TASK DIRECTIONS: Go through the entries and transcribe each one exactly, dropping the pictures.

STORED RECORDS:
** Start **
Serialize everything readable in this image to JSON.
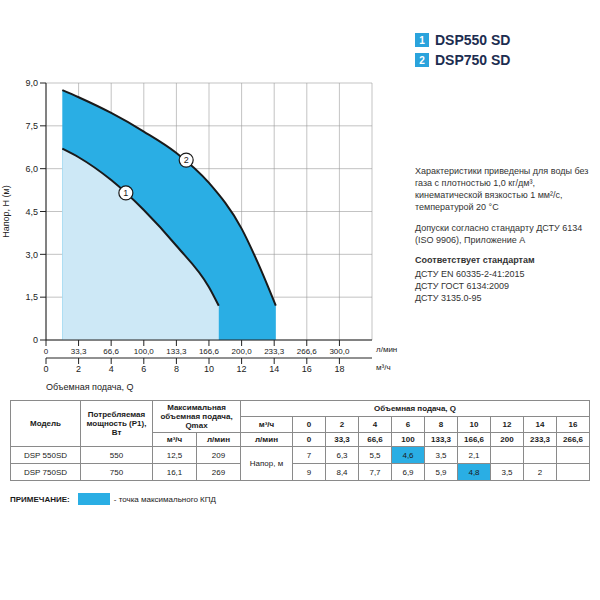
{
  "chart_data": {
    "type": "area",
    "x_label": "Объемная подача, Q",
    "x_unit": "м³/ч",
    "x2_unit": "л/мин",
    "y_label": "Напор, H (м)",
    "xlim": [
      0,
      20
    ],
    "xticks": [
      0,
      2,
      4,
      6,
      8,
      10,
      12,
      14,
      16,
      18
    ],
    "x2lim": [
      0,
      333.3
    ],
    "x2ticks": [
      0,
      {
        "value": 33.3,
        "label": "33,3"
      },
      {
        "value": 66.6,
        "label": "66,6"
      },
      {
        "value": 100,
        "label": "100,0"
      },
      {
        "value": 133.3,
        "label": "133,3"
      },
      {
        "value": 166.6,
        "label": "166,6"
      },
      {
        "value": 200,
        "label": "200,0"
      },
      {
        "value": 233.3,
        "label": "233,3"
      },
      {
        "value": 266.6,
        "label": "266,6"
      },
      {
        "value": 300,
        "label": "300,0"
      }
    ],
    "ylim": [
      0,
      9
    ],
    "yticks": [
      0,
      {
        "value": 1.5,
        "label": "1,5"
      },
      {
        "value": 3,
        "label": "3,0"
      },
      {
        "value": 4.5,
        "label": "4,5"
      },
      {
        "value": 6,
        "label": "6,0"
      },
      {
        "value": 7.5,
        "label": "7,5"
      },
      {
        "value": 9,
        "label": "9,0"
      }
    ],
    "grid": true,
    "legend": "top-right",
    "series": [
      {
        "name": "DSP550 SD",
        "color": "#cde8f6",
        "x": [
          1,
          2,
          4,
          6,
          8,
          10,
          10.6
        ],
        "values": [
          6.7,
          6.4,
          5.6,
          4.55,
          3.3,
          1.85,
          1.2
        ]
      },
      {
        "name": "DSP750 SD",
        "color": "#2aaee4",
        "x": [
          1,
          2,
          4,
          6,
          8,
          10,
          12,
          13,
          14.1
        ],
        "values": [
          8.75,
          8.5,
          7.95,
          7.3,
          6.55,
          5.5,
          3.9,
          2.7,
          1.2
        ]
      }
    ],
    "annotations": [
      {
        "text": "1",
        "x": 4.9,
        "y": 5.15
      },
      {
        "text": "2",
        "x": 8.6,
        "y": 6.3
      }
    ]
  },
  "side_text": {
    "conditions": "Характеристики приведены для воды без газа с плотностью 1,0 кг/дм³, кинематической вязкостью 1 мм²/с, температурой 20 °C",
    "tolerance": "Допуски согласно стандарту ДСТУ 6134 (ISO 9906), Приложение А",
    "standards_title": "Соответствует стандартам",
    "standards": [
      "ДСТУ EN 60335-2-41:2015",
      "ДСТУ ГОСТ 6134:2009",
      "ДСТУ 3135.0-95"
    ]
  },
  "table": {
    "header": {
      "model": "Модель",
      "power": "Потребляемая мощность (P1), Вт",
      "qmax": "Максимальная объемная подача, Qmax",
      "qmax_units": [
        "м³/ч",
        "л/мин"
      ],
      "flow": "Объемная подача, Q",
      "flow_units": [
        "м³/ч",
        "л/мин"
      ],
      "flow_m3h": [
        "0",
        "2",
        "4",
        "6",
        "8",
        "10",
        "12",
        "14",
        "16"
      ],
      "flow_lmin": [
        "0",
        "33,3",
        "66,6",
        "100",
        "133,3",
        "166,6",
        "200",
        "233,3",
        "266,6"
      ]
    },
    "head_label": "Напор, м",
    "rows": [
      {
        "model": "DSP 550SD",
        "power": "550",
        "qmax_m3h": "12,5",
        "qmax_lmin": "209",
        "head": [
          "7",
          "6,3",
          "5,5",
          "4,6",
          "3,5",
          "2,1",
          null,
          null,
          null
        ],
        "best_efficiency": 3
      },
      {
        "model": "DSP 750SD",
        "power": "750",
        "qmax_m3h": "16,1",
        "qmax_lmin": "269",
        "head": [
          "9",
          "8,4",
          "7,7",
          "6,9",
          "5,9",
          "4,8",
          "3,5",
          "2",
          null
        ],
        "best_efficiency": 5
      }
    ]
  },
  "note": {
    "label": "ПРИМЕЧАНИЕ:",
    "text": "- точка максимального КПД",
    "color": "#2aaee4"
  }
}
** End **
ANSWER TO THE PROBLEM:
Serialize everything readable in this image to JSON.
{
  "chart_data": {
    "type": "area",
    "x_label": "Объемная подача, Q",
    "x_unit": "м³/ч",
    "x2_unit": "л/мин",
    "y_label": "Напор, H (м)",
    "xlim": [
      0,
      20
    ],
    "xticks": [
      0,
      2,
      4,
      6,
      8,
      10,
      12,
      14,
      16,
      18
    ],
    "x2lim": [
      0,
      333.3
    ],
    "x2ticks": [
      0,
      {
        "value": 33.3,
        "label": "33,3"
      },
      {
        "value": 66.6,
        "label": "66,6"
      },
      {
        "value": 100,
        "label": "100,0"
      },
      {
        "value": 133.3,
        "label": "133,3"
      },
      {
        "value": 166.6,
        "label": "166,6"
      },
      {
        "value": 200,
        "label": "200,0"
      },
      {
        "value": 233.3,
        "label": "233,3"
      },
      {
        "value": 266.6,
        "label": "266,6"
      },
      {
        "value": 300,
        "label": "300,0"
      }
    ],
    "ylim": [
      0,
      9
    ],
    "yticks": [
      0,
      {
        "value": 1.5,
        "label": "1,5"
      },
      {
        "value": 3,
        "label": "3,0"
      },
      {
        "value": 4.5,
        "label": "4,5"
      },
      {
        "value": 6,
        "label": "6,0"
      },
      {
        "value": 7.5,
        "label": "7,5"
      },
      {
        "value": 9,
        "label": "9,0"
      }
    ],
    "grid": true,
    "legend": "top-right",
    "series": [
      {
        "name": "DSP550 SD",
        "color": "#cde8f6",
        "x": [
          1,
          2,
          4,
          6,
          8,
          10,
          10.6
        ],
        "values": [
          6.7,
          6.4,
          5.6,
          4.55,
          3.3,
          1.85,
          1.2
        ]
      },
      {
        "name": "DSP750 SD",
        "color": "#2aaee4",
        "x": [
          1,
          2,
          4,
          6,
          8,
          10,
          12,
          13,
          14.1
        ],
        "values": [
          8.75,
          8.5,
          7.95,
          7.3,
          6.55,
          5.5,
          3.9,
          2.7,
          1.2
        ]
      }
    ],
    "annotations": [
      {
        "text": "1",
        "x": 4.9,
        "y": 5.15
      },
      {
        "text": "2",
        "x": 8.6,
        "y": 6.3
      }
    ]
  },
  "side_text": {
    "conditions": "Характеристики приведены для воды без газа с плотностью 1,0 кг/дм³, кинематической вязкостью 1 мм²/с, температурой 20 °C",
    "tolerance": "Допуски согласно стандарту ДСТУ 6134 (ISO 9906), Приложение А",
    "standards_title": "Соответствует стандартам",
    "standards": [
      "ДСТУ EN 60335-2-41:2015",
      "ДСТУ ГОСТ 6134:2009",
      "ДСТУ 3135.0-95"
    ]
  },
  "table": {
    "header": {
      "model": "Модель",
      "power": "Потребляемая мощность (P1), Вт",
      "qmax": "Максимальная объемная подача, Qmax",
      "qmax_units": [
        "м³/ч",
        "л/мин"
      ],
      "flow": "Объемная подача, Q",
      "flow_units": [
        "м³/ч",
        "л/мин"
      ],
      "flow_m3h": [
        "0",
        "2",
        "4",
        "6",
        "8",
        "10",
        "12",
        "14",
        "16"
      ],
      "flow_lmin": [
        "0",
        "33,3",
        "66,6",
        "100",
        "133,3",
        "166,6",
        "200",
        "233,3",
        "266,6"
      ]
    },
    "head_label": "Напор, м",
    "rows": [
      {
        "model": "DSP 550SD",
        "power": "550",
        "qmax_m3h": "12,5",
        "qmax_lmin": "209",
        "head": [
          "7",
          "6,3",
          "5,5",
          "4,6",
          "3,5",
          "2,1",
          null,
          null,
          null
        ],
        "best_efficiency": 3
      },
      {
        "model": "DSP 750SD",
        "power": "750",
        "qmax_m3h": "16,1",
        "qmax_lmin": "269",
        "head": [
          "9",
          "8,4",
          "7,7",
          "6,9",
          "5,9",
          "4,8",
          "3,5",
          "2",
          null
        ],
        "best_efficiency": 5
      }
    ]
  },
  "note": {
    "label": "ПРИМЕЧАНИЕ:",
    "text": "- точка максимального КПД",
    "color": "#2aaee4"
  }
}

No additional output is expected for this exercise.